# Short task:
Count every line where "have" shows up, and give that number only.

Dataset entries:
* Start *

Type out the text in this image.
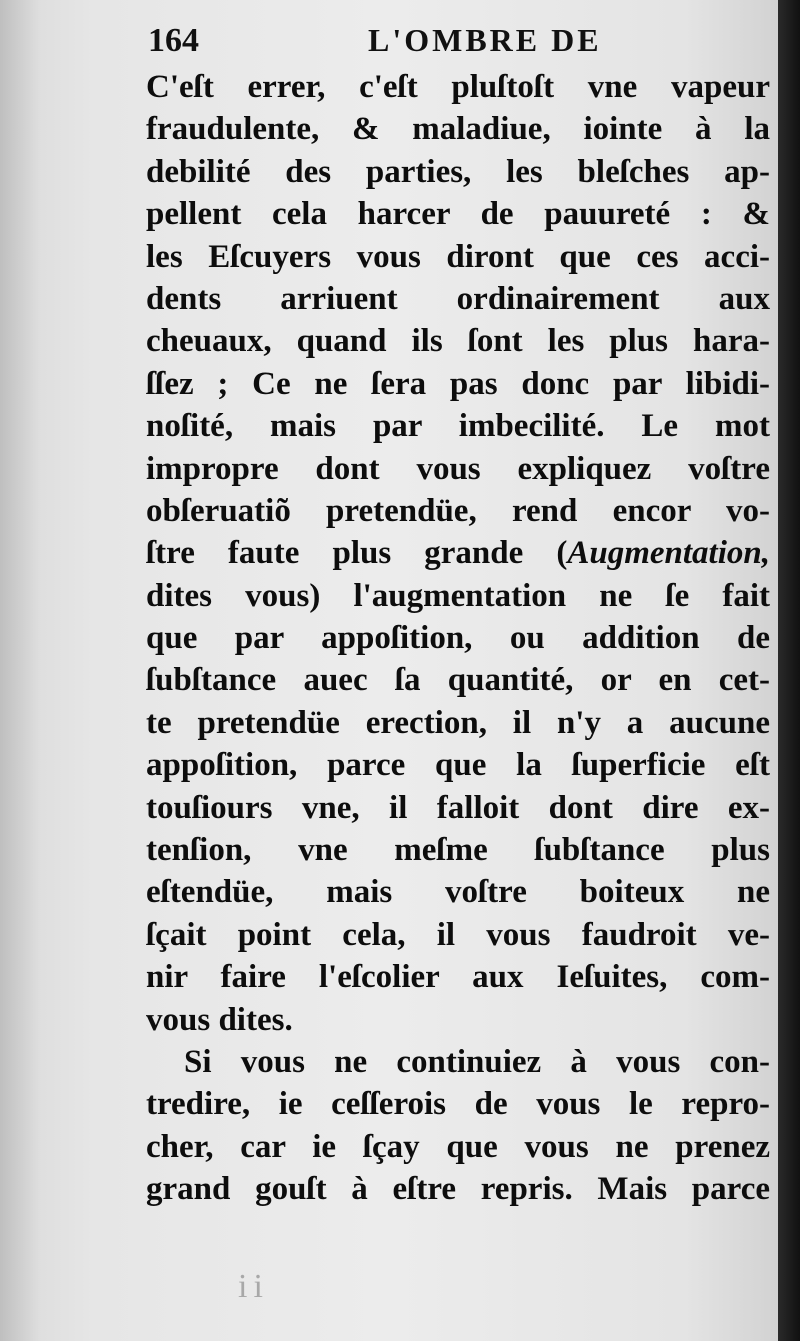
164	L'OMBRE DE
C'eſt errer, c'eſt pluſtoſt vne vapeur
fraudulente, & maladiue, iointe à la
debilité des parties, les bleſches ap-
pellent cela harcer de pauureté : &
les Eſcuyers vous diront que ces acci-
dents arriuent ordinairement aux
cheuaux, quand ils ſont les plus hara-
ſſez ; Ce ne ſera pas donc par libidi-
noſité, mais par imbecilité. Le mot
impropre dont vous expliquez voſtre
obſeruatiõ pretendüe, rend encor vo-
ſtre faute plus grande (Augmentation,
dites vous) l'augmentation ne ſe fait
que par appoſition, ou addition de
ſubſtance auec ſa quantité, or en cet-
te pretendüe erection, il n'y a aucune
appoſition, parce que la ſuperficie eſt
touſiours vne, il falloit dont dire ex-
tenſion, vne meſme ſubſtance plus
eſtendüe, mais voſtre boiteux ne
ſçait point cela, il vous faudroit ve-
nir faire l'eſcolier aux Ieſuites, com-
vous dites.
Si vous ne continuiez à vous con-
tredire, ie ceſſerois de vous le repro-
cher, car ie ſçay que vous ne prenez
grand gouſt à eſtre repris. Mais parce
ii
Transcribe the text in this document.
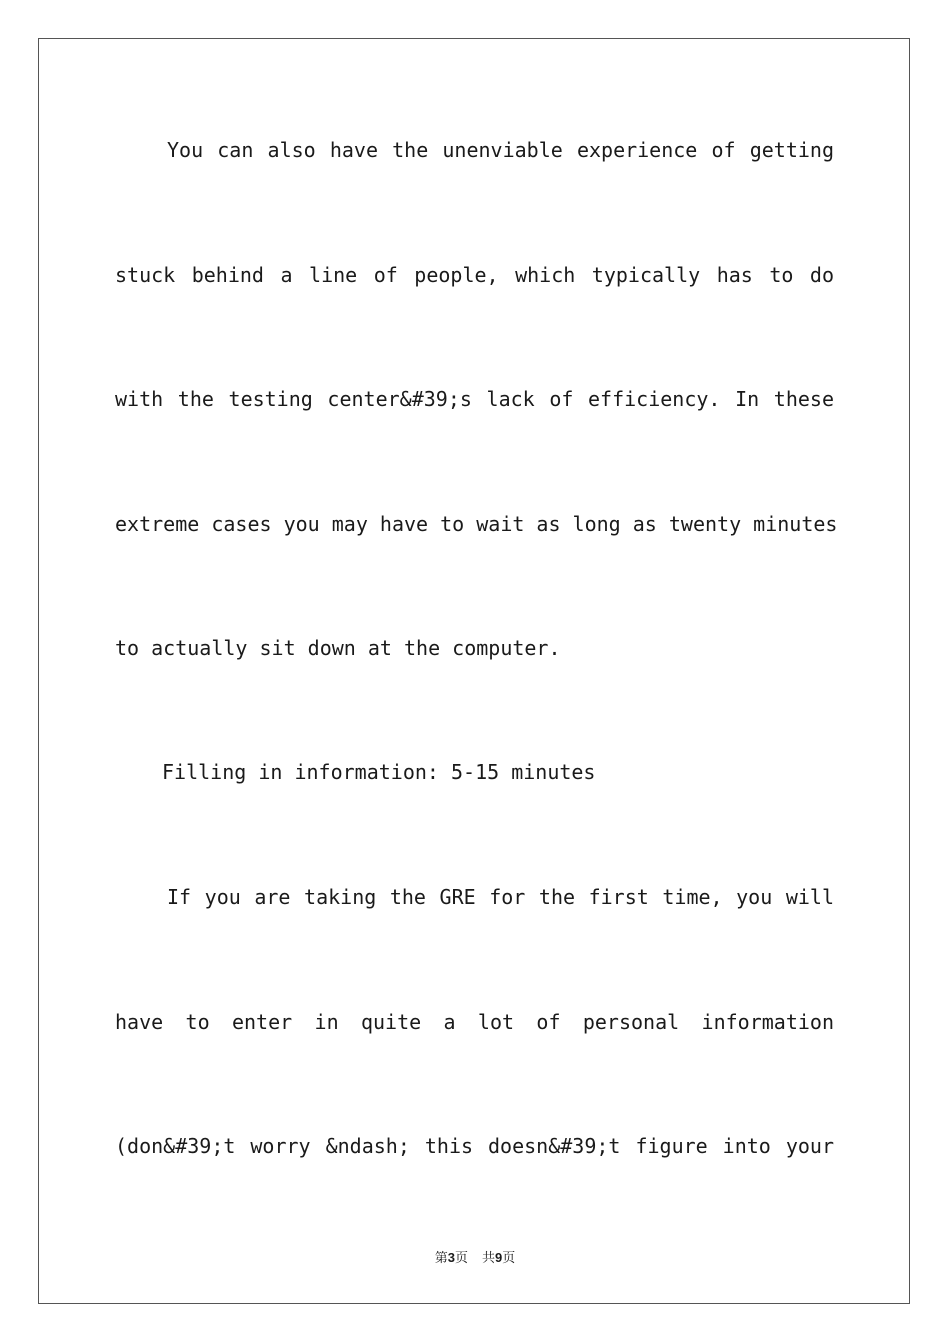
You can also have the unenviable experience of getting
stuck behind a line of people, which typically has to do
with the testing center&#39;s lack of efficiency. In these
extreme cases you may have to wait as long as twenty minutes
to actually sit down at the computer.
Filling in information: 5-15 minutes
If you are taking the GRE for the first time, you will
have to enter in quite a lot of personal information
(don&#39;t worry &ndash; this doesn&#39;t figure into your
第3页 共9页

* End *
* Start *

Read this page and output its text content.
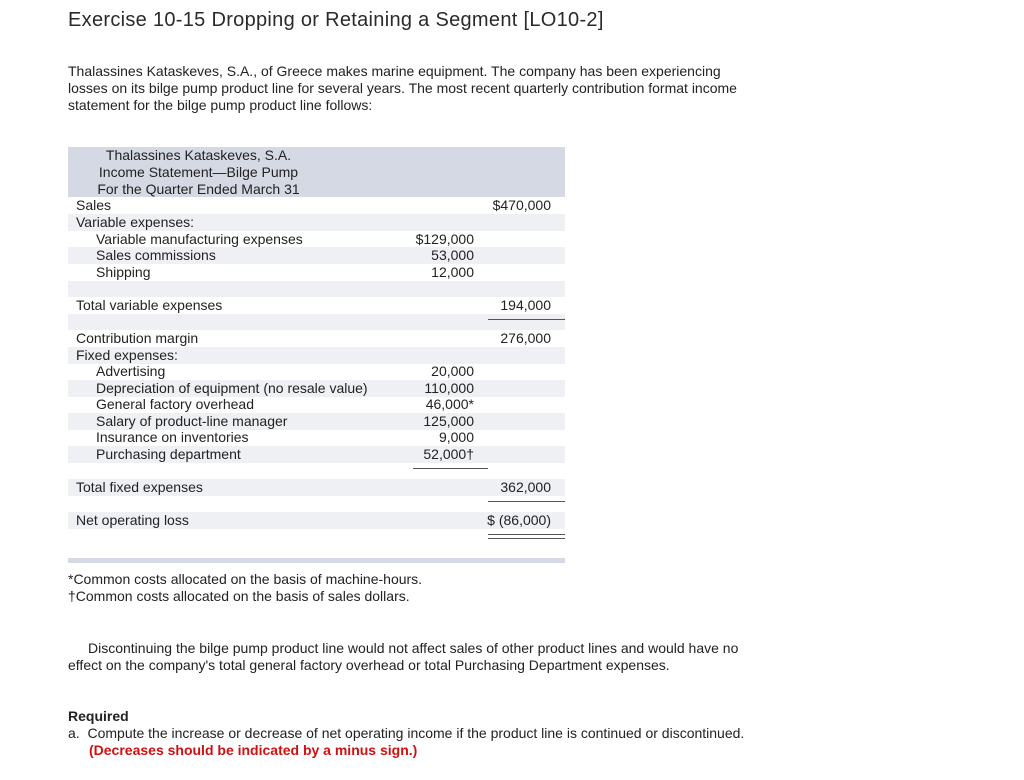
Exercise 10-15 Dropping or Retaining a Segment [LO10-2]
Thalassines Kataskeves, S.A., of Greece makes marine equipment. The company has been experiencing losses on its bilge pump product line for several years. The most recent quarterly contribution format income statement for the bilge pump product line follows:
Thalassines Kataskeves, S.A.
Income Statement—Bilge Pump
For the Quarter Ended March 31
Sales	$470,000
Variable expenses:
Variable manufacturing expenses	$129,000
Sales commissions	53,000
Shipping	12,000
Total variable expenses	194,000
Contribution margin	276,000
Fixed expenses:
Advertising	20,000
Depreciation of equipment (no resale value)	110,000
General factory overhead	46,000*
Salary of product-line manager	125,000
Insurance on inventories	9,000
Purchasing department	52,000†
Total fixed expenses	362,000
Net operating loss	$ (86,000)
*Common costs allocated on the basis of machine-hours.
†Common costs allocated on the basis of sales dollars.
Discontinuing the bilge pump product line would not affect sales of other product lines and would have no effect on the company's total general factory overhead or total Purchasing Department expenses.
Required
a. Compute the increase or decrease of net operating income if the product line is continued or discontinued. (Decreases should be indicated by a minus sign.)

* End *

# Result of the task:
4